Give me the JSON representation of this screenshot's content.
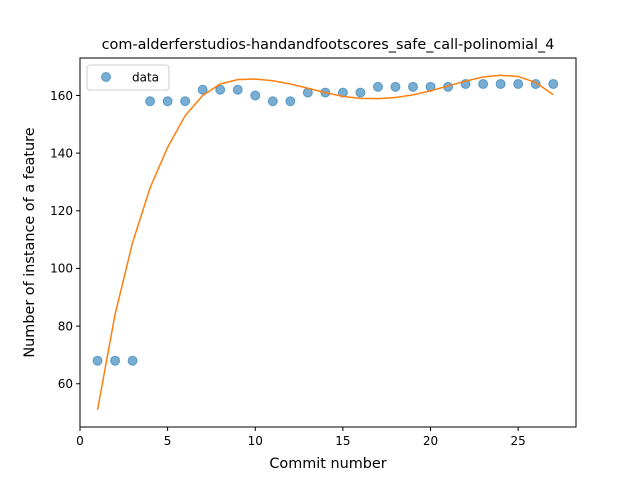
{
  "chart_data": {
    "type": "scatter",
    "title": "com-alderferstudios-handandfootscores_safe_call-polinomial_4",
    "xlabel": "Commit number",
    "ylabel": "Number of instance of a feature",
    "xlim": [
      0,
      28.3
    ],
    "ylim": [
      45,
      173
    ],
    "xticks": [
      0,
      5,
      10,
      15,
      20,
      25
    ],
    "yticks": [
      60,
      80,
      100,
      120,
      140,
      160
    ],
    "grid": false,
    "legend": {
      "location": "top-left",
      "entries": [
        "data"
      ]
    },
    "series": [
      {
        "name": "data",
        "kind": "scatter",
        "color": "#1f77b4",
        "x": [
          1,
          2,
          3,
          4,
          5,
          6,
          7,
          8,
          9,
          10,
          11,
          12,
          13,
          14,
          15,
          16,
          17,
          18,
          19,
          20,
          21,
          22,
          23,
          24,
          25,
          26,
          27
        ],
        "y": [
          68,
          68,
          68,
          158,
          158,
          158,
          162,
          162,
          162,
          160,
          158,
          158,
          161,
          161,
          161,
          161,
          163,
          163,
          163,
          163,
          163,
          164,
          164,
          164,
          164,
          164,
          164
        ]
      },
      {
        "kind": "line",
        "color": "#ff7f0e",
        "x": [
          1,
          2,
          3,
          4,
          5,
          6,
          7,
          8,
          9,
          10,
          11,
          12,
          13,
          14,
          15,
          16,
          17,
          18,
          19,
          20,
          21,
          22,
          23,
          24,
          25,
          26,
          27
        ],
        "y": [
          51,
          84,
          109,
          128,
          142,
          153,
          160,
          164,
          165.5,
          165.7,
          165.1,
          164,
          162.5,
          161,
          159.7,
          159,
          158.9,
          159.3,
          160.2,
          161.6,
          163.3,
          165,
          166.4,
          167,
          166.6,
          164.5,
          160.3
        ]
      }
    ]
  }
}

────────────────────────────────────────

### EXERCISE BRIEF
Reproduce the records verbatim, omitting all images they contain.

### COMPLETE OUTPUT
Give me the JSON representation of this screenshot's content.
{
  "chart_data": {
    "type": "scatter",
    "title": "com-alderferstudios-handandfootscores_safe_call-polinomial_4",
    "xlabel": "Commit number",
    "ylabel": "Number of instance of a feature",
    "xlim": [
      0,
      28.3
    ],
    "ylim": [
      45,
      173
    ],
    "xticks": [
      0,
      5,
      10,
      15,
      20,
      25
    ],
    "yticks": [
      60,
      80,
      100,
      120,
      140,
      160
    ],
    "grid": false,
    "legend": {
      "location": "top-left",
      "entries": [
        "data"
      ]
    },
    "series": [
      {
        "name": "data",
        "kind": "scatter",
        "color": "#1f77b4",
        "x": [
          1,
          2,
          3,
          4,
          5,
          6,
          7,
          8,
          9,
          10,
          11,
          12,
          13,
          14,
          15,
          16,
          17,
          18,
          19,
          20,
          21,
          22,
          23,
          24,
          25,
          26,
          27
        ],
        "y": [
          68,
          68,
          68,
          158,
          158,
          158,
          162,
          162,
          162,
          160,
          158,
          158,
          161,
          161,
          161,
          161,
          163,
          163,
          163,
          163,
          163,
          164,
          164,
          164,
          164,
          164,
          164
        ]
      },
      {
        "kind": "line",
        "color": "#ff7f0e",
        "x": [
          1,
          2,
          3,
          4,
          5,
          6,
          7,
          8,
          9,
          10,
          11,
          12,
          13,
          14,
          15,
          16,
          17,
          18,
          19,
          20,
          21,
          22,
          23,
          24,
          25,
          26,
          27
        ],
        "y": [
          51,
          84,
          109,
          128,
          142,
          153,
          160,
          164,
          165.5,
          165.7,
          165.1,
          164,
          162.5,
          161,
          159.7,
          159,
          158.9,
          159.3,
          160.2,
          161.6,
          163.3,
          165,
          166.4,
          167,
          166.6,
          164.5,
          160.3
        ]
      }
    ]
  }
}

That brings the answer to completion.